**Task goal**
Give back the full listing, character for character, with no pictures.
# # # # # # #
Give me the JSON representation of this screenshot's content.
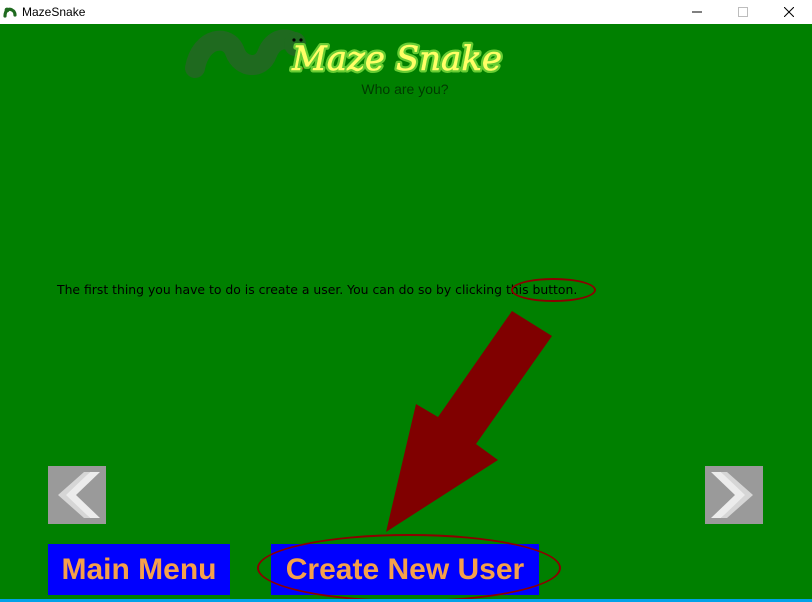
{
  "window": {
    "title": "MazeSnake",
    "icon": "snake-app-icon",
    "controls": [
      "minimize-icon",
      "maximize-icon",
      "close-icon"
    ]
  },
  "header": {
    "logo_text": "Maze Snake",
    "subtitle": "Who are you?"
  },
  "tutorial": {
    "text_before": "The first thing you have to do is create a user. You can do so by clicking ",
    "highlight": "this button."
  },
  "navigation": {
    "prev_icon": "chevron-left-icon",
    "next_icon": "chevron-right-icon"
  },
  "buttons": {
    "main_menu": "Main Menu",
    "create_new_user": "Create New User"
  },
  "colors": {
    "background": "#008000",
    "button_bg": "#0000ff",
    "button_text": "#f5a04a",
    "arrow": "#800000",
    "nav_button": "#9a9a9a"
  }
}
# # # # # # #
**Written reply**
Give me the JSON representation of this screenshot's content.
{
  "window": {
    "title": "MazeSnake",
    "icon": "snake-app-icon",
    "controls": [
      "minimize-icon",
      "maximize-icon",
      "close-icon"
    ]
  },
  "header": {
    "logo_text": "Maze Snake",
    "subtitle": "Who are you?"
  },
  "tutorial": {
    "text_before": "The first thing you have to do is create a user. You can do so by clicking ",
    "highlight": "this button."
  },
  "navigation": {
    "prev_icon": "chevron-left-icon",
    "next_icon": "chevron-right-icon"
  },
  "buttons": {
    "main_menu": "Main Menu",
    "create_new_user": "Create New User"
  },
  "colors": {
    "background": "#008000",
    "button_bg": "#0000ff",
    "button_text": "#f5a04a",
    "arrow": "#800000",
    "nav_button": "#9a9a9a"
  }
}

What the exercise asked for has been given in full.